> [Stated problem] Print out each record below, unaltered and complete, without its images.

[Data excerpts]

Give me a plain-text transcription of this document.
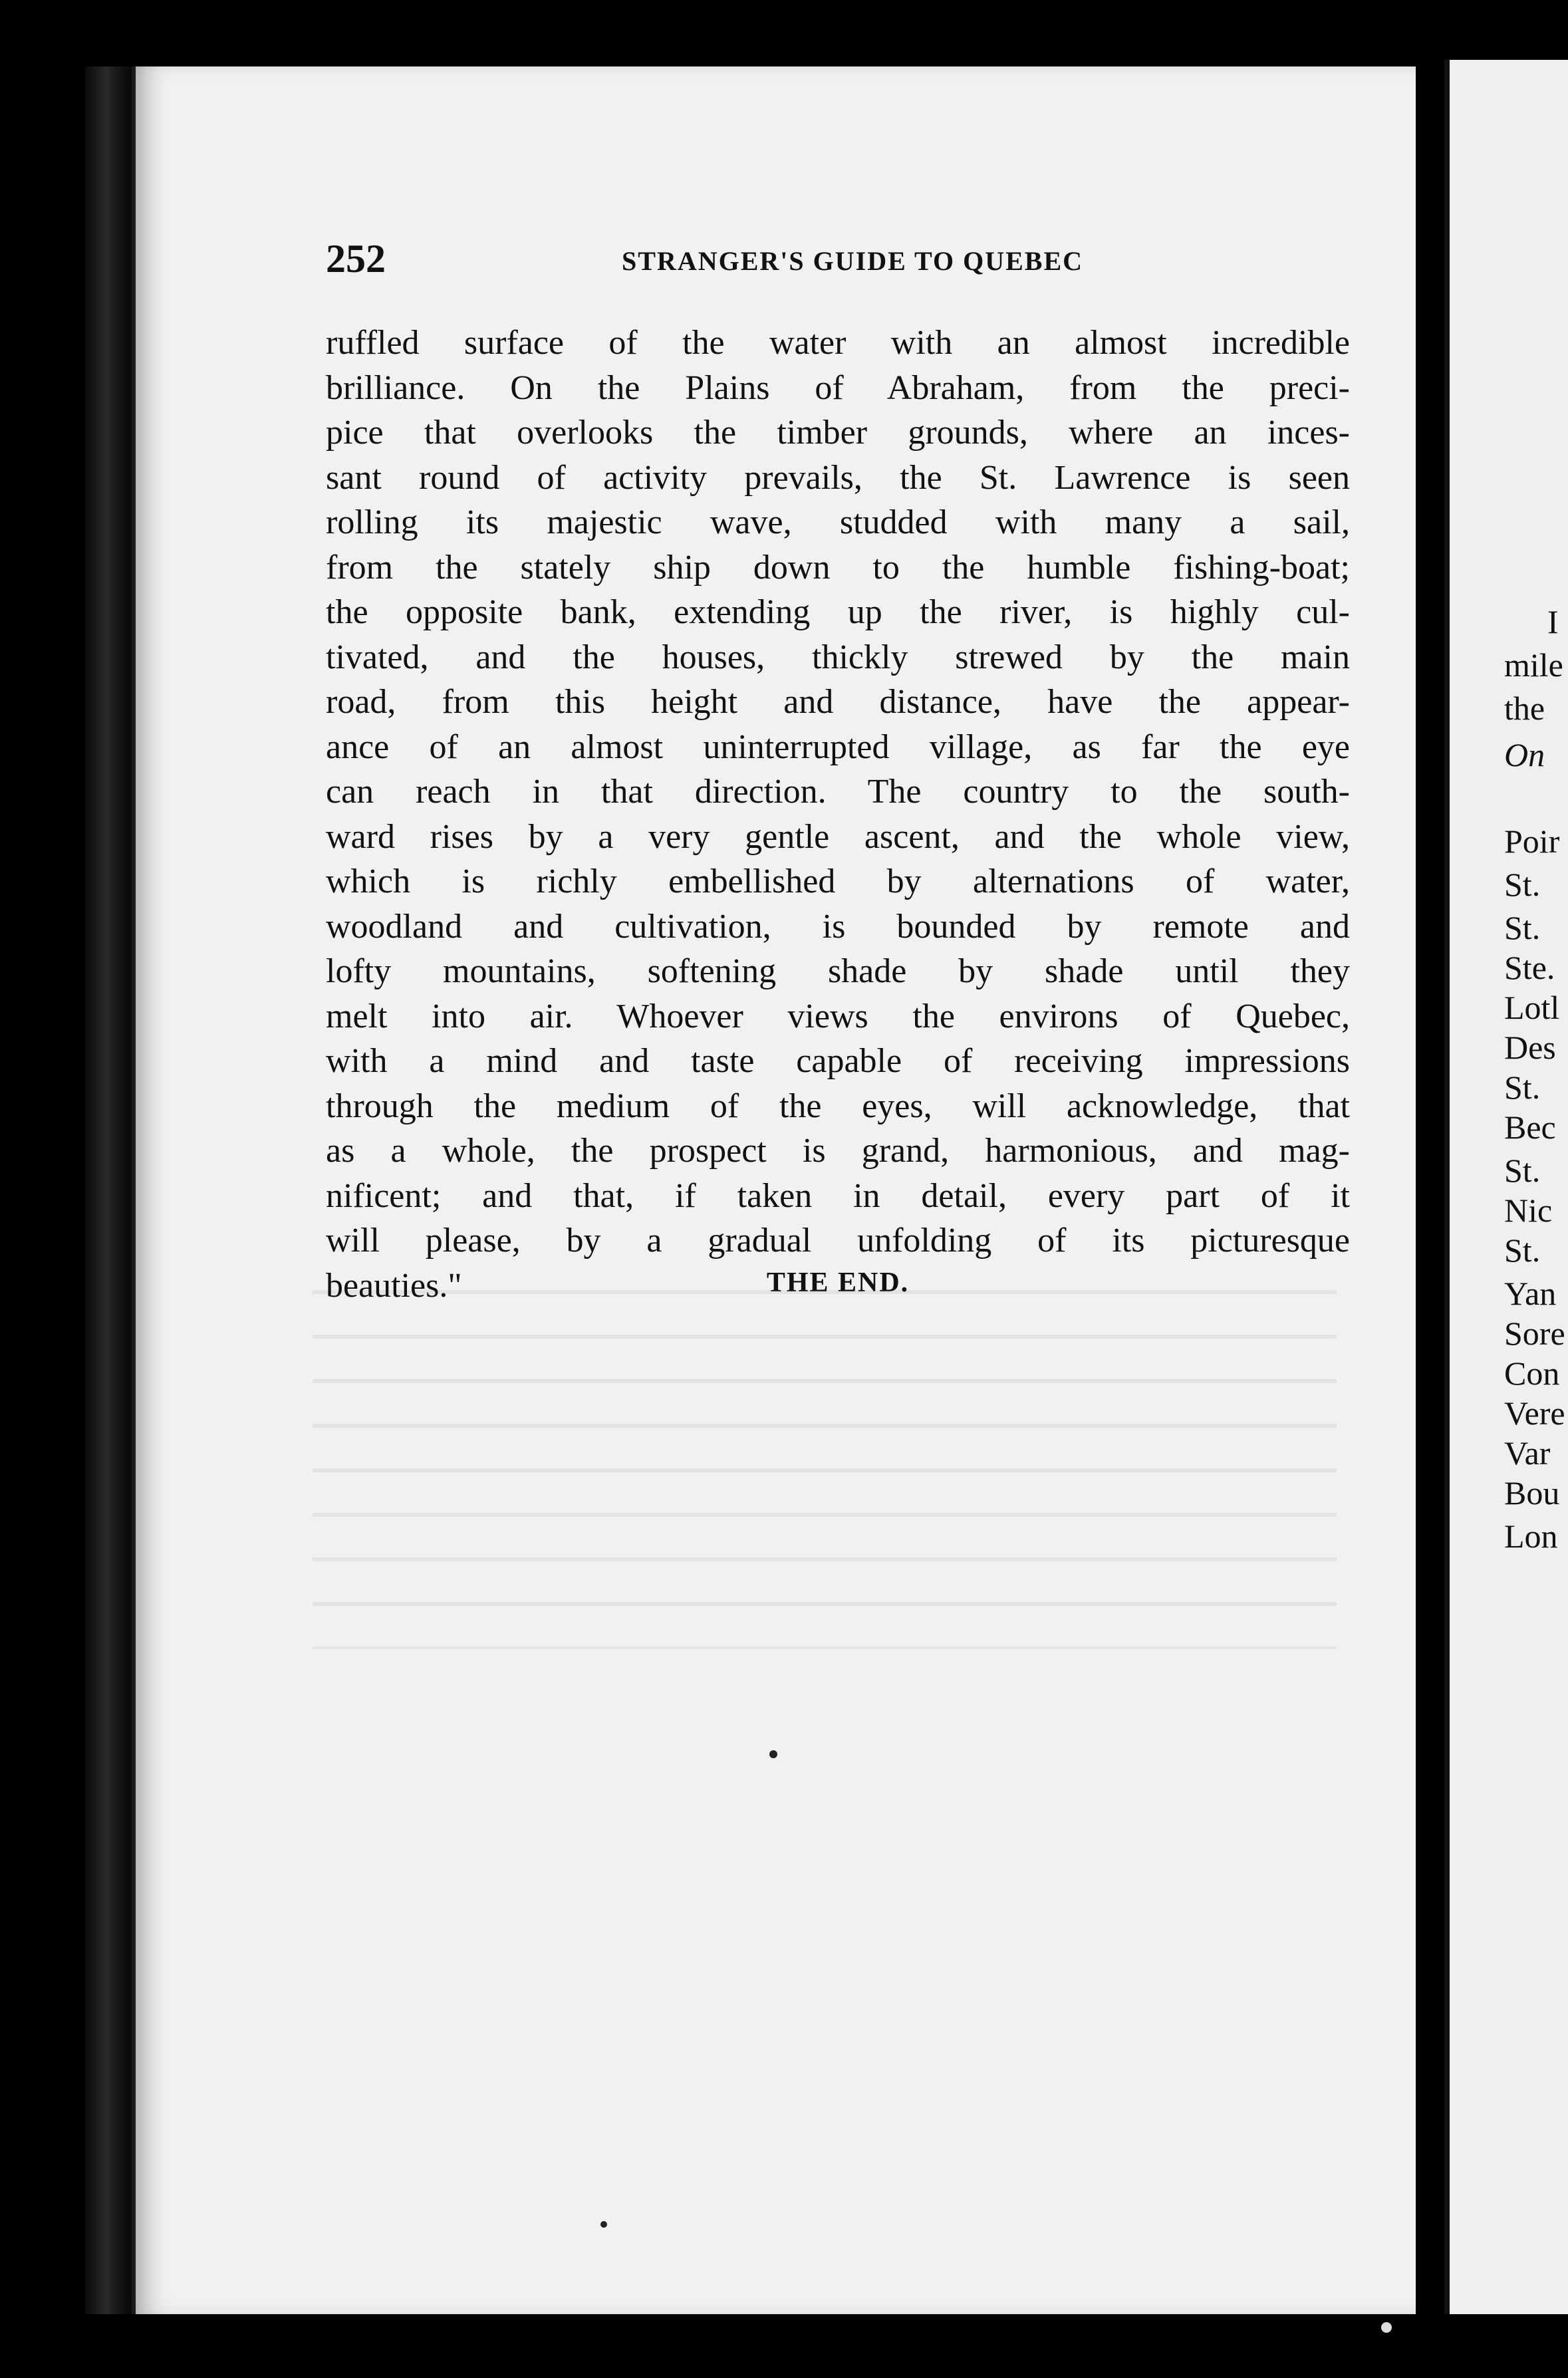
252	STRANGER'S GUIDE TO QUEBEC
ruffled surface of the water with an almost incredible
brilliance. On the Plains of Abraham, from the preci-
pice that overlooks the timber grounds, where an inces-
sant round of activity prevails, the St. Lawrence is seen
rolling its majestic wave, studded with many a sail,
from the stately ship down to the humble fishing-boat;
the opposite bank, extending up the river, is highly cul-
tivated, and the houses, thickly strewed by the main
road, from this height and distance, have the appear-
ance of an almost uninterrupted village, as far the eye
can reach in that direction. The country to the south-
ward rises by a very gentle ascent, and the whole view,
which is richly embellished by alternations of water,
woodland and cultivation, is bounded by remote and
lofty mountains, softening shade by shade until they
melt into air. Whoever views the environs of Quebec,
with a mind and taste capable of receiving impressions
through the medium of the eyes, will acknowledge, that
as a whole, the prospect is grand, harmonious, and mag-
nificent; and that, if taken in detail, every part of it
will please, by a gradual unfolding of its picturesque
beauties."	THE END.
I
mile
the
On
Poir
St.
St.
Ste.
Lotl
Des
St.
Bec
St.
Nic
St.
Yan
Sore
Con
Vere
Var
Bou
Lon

> [Reply to the exercise]
Give me a plain-text transcription of this document.
252	STRANGER'S GUIDE TO QUEBEC
ruffled surface of the water with an almost incredible
brilliance. On the Plains of Abraham, from the preci-
pice that overlooks the timber grounds, where an inces-
sant round of activity prevails, the St. Lawrence is seen
rolling its majestic wave, studded with many a sail,
from the stately ship down to the humble fishing-boat;
the opposite bank, extending up the river, is highly cul-
tivated, and the houses, thickly strewed by the main
road, from this height and distance, have the appear-
ance of an almost uninterrupted village, as far the eye
can reach in that direction. The country to the south-
ward rises by a very gentle ascent, and the whole view,
which is richly embellished by alternations of water,
woodland and cultivation, is bounded by remote and
lofty mountains, softening shade by shade until they
melt into air. Whoever views the environs of Quebec,
with a mind and taste capable of receiving impressions
through the medium of the eyes, will acknowledge, that
as a whole, the prospect is grand, harmonious, and mag-
nificent; and that, if taken in detail, every part of it
will please, by a gradual unfolding of its picturesque
beauties."	THE END.
I
mile
the
On
Poir
St.
St.
Ste.
Lotl
Des
St.
Bec
St.
Nic
St.
Yan
Sore
Con
Vere
Var
Bou
Lon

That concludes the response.